[start of MATERIAL TO PROCESS]

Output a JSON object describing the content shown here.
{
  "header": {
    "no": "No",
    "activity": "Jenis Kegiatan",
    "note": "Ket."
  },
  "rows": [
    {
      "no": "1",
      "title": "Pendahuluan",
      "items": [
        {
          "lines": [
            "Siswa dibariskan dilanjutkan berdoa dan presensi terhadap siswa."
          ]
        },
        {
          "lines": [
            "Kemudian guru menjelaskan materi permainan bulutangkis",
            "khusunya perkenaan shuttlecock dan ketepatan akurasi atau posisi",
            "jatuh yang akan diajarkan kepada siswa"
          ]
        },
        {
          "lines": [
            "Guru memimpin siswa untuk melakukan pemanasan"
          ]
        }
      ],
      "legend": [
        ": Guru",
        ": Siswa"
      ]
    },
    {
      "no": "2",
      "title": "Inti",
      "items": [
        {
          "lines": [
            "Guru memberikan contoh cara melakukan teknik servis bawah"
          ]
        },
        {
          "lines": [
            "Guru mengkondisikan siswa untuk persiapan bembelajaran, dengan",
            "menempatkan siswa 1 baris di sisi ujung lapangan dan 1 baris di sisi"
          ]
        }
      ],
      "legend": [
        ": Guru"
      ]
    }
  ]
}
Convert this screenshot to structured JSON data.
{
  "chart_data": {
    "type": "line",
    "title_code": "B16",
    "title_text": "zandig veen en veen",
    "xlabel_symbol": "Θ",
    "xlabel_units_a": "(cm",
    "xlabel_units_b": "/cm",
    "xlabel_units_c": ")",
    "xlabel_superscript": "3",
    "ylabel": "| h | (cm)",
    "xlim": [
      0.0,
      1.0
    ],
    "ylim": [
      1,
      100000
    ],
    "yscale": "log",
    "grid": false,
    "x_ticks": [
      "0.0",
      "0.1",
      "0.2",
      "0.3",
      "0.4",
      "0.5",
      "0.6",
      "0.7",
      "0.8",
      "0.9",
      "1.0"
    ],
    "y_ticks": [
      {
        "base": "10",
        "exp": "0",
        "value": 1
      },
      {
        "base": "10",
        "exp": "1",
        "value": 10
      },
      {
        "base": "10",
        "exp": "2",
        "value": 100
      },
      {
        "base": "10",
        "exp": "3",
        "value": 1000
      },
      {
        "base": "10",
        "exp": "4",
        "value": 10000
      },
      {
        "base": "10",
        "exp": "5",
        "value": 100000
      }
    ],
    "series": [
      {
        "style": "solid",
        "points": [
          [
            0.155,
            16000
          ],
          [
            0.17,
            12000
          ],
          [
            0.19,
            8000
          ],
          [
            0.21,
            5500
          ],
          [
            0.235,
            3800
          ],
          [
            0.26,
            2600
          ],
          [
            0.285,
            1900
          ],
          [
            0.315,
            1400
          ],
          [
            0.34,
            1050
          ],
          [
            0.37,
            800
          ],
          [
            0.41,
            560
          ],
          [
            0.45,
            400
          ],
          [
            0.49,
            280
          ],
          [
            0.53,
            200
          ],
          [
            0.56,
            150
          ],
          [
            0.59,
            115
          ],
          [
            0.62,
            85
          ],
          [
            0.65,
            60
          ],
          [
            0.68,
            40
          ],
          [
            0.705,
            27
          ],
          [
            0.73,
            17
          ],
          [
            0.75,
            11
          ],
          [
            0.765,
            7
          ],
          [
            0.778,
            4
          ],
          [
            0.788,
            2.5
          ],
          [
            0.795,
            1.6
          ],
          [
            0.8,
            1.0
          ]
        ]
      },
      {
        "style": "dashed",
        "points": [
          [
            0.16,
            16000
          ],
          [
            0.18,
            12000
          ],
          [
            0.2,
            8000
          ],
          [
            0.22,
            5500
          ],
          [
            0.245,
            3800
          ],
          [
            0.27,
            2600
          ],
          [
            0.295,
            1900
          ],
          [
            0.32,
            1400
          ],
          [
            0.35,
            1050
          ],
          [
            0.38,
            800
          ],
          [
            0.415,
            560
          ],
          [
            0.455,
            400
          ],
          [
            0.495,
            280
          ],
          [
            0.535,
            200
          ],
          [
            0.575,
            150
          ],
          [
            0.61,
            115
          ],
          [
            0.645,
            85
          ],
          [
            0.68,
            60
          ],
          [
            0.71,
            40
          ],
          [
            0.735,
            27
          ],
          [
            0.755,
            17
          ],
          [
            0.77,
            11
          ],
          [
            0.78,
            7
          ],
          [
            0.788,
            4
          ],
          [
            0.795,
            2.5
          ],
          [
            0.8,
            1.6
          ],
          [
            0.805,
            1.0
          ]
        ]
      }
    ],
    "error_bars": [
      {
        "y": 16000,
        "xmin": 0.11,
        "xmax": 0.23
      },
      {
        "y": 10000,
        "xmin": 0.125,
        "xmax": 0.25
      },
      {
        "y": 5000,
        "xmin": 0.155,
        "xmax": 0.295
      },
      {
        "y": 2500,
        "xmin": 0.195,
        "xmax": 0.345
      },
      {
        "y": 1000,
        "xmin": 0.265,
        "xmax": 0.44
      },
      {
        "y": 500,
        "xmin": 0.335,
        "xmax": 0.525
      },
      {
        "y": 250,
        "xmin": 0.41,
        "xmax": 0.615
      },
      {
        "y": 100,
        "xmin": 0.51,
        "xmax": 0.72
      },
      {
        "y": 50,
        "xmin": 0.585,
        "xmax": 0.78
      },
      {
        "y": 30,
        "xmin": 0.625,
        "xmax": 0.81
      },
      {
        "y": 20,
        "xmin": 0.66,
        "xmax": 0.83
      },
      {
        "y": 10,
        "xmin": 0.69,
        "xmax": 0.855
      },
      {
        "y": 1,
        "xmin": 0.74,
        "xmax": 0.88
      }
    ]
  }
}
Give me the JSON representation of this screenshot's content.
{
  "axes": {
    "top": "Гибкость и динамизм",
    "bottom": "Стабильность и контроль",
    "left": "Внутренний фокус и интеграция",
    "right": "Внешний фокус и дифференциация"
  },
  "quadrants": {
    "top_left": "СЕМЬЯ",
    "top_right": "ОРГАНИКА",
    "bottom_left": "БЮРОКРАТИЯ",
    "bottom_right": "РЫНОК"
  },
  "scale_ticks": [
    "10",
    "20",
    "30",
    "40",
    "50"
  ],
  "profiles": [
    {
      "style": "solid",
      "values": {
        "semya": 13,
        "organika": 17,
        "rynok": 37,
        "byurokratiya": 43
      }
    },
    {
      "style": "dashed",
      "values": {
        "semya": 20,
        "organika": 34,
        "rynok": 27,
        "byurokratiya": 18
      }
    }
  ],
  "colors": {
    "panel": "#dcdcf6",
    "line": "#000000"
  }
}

[end of MATERIAL TO PROCESS]

◆ TASK DESCRIPTION ◆
Repeat all of the records above exactly as they appear.

◆ SOLUTION TO THIS PROBLEM ◆
Output a JSON object describing the content shown here.
{
  "header": {
    "no": "No",
    "activity": "Jenis Kegiatan",
    "note": "Ket."
  },
  "rows": [
    {
      "no": "1",
      "title": "Pendahuluan",
      "items": [
        {
          "lines": [
            "Siswa dibariskan dilanjutkan berdoa dan presensi terhadap siswa."
          ]
        },
        {
          "lines": [
            "Kemudian guru menjelaskan materi permainan bulutangkis",
            "khusunya perkenaan shuttlecock dan ketepatan akurasi atau posisi",
            "jatuh yang akan diajarkan kepada siswa"
          ]
        },
        {
          "lines": [
            "Guru memimpin siswa untuk melakukan pemanasan"
          ]
        }
      ],
      "legend": [
        ": Guru",
        ": Siswa"
      ]
    },
    {
      "no": "2",
      "title": "Inti",
      "items": [
        {
          "lines": [
            "Guru memberikan contoh cara melakukan teknik servis bawah"
          ]
        },
        {
          "lines": [
            "Guru mengkondisikan siswa untuk persiapan bembelajaran, dengan",
            "menempatkan siswa 1 baris di sisi ujung lapangan dan 1 baris di sisi"
          ]
        }
      ],
      "legend": [
        ": Guru"
      ]
    }
  ]
}
Convert this screenshot to structured JSON data.
{
  "chart_data": {
    "type": "line",
    "title_code": "B16",
    "title_text": "zandig veen en veen",
    "xlabel_symbol": "Θ",
    "xlabel_units_a": "(cm",
    "xlabel_units_b": "/cm",
    "xlabel_units_c": ")",
    "xlabel_superscript": "3",
    "ylabel": "| h | (cm)",
    "xlim": [
      0.0,
      1.0
    ],
    "ylim": [
      1,
      100000
    ],
    "yscale": "log",
    "grid": false,
    "x_ticks": [
      "0.0",
      "0.1",
      "0.2",
      "0.3",
      "0.4",
      "0.5",
      "0.6",
      "0.7",
      "0.8",
      "0.9",
      "1.0"
    ],
    "y_ticks": [
      {
        "base": "10",
        "exp": "0",
        "value": 1
      },
      {
        "base": "10",
        "exp": "1",
        "value": 10
      },
      {
        "base": "10",
        "exp": "2",
        "value": 100
      },
      {
        "base": "10",
        "exp": "3",
        "value": 1000
      },
      {
        "base": "10",
        "exp": "4",
        "value": 10000
      },
      {
        "base": "10",
        "exp": "5",
        "value": 100000
      }
    ],
    "series": [
      {
        "style": "solid",
        "points": [
          [
            0.155,
            16000
          ],
          [
            0.17,
            12000
          ],
          [
            0.19,
            8000
          ],
          [
            0.21,
            5500
          ],
          [
            0.235,
            3800
          ],
          [
            0.26,
            2600
          ],
          [
            0.285,
            1900
          ],
          [
            0.315,
            1400
          ],
          [
            0.34,
            1050
          ],
          [
            0.37,
            800
          ],
          [
            0.41,
            560
          ],
          [
            0.45,
            400
          ],
          [
            0.49,
            280
          ],
          [
            0.53,
            200
          ],
          [
            0.56,
            150
          ],
          [
            0.59,
            115
          ],
          [
            0.62,
            85
          ],
          [
            0.65,
            60
          ],
          [
            0.68,
            40
          ],
          [
            0.705,
            27
          ],
          [
            0.73,
            17
          ],
          [
            0.75,
            11
          ],
          [
            0.765,
            7
          ],
          [
            0.778,
            4
          ],
          [
            0.788,
            2.5
          ],
          [
            0.795,
            1.6
          ],
          [
            0.8,
            1.0
          ]
        ]
      },
      {
        "style": "dashed",
        "points": [
          [
            0.16,
            16000
          ],
          [
            0.18,
            12000
          ],
          [
            0.2,
            8000
          ],
          [
            0.22,
            5500
          ],
          [
            0.245,
            3800
          ],
          [
            0.27,
            2600
          ],
          [
            0.295,
            1900
          ],
          [
            0.32,
            1400
          ],
          [
            0.35,
            1050
          ],
          [
            0.38,
            800
          ],
          [
            0.415,
            560
          ],
          [
            0.455,
            400
          ],
          [
            0.495,
            280
          ],
          [
            0.535,
            200
          ],
          [
            0.575,
            150
          ],
          [
            0.61,
            115
          ],
          [
            0.645,
            85
          ],
          [
            0.68,
            60
          ],
          [
            0.71,
            40
          ],
          [
            0.735,
            27
          ],
          [
            0.755,
            17
          ],
          [
            0.77,
            11
          ],
          [
            0.78,
            7
          ],
          [
            0.788,
            4
          ],
          [
            0.795,
            2.5
          ],
          [
            0.8,
            1.6
          ],
          [
            0.805,
            1.0
          ]
        ]
      }
    ],
    "error_bars": [
      {
        "y": 16000,
        "xmin": 0.11,
        "xmax": 0.23
      },
      {
        "y": 10000,
        "xmin": 0.125,
        "xmax": 0.25
      },
      {
        "y": 5000,
        "xmin": 0.155,
        "xmax": 0.295
      },
      {
        "y": 2500,
        "xmin": 0.195,
        "xmax": 0.345
      },
      {
        "y": 1000,
        "xmin": 0.265,
        "xmax": 0.44
      },
      {
        "y": 500,
        "xmin": 0.335,
        "xmax": 0.525
      },
      {
        "y": 250,
        "xmin": 0.41,
        "xmax": 0.615
      },
      {
        "y": 100,
        "xmin": 0.51,
        "xmax": 0.72
      },
      {
        "y": 50,
        "xmin": 0.585,
        "xmax": 0.78
      },
      {
        "y": 30,
        "xmin": 0.625,
        "xmax": 0.81
      },
      {
        "y": 20,
        "xmin": 0.66,
        "xmax": 0.83
      },
      {
        "y": 10,
        "xmin": 0.69,
        "xmax": 0.855
      },
      {
        "y": 1,
        "xmin": 0.74,
        "xmax": 0.88
      }
    ]
  }
}
Give me the JSON representation of this screenshot's content.
{
  "axes": {
    "top": "Гибкость и динамизм",
    "bottom": "Стабильность и контроль",
    "left": "Внутренний фокус и интеграция",
    "right": "Внешний фокус и дифференциация"
  },
  "quadrants": {
    "top_left": "СЕМЬЯ",
    "top_right": "ОРГАНИКА",
    "bottom_left": "БЮРОКРАТИЯ",
    "bottom_right": "РЫНОК"
  },
  "scale_ticks": [
    "10",
    "20",
    "30",
    "40",
    "50"
  ],
  "profiles": [
    {
      "style": "solid",
      "values": {
        "semya": 13,
        "organika": 17,
        "rynok": 37,
        "byurokratiya": 43
      }
    },
    {
      "style": "dashed",
      "values": {
        "semya": 20,
        "organika": 34,
        "rynok": 27,
        "byurokratiya": 18
      }
    }
  ],
  "colors": {
    "panel": "#dcdcf6",
    "line": "#000000"
  }
}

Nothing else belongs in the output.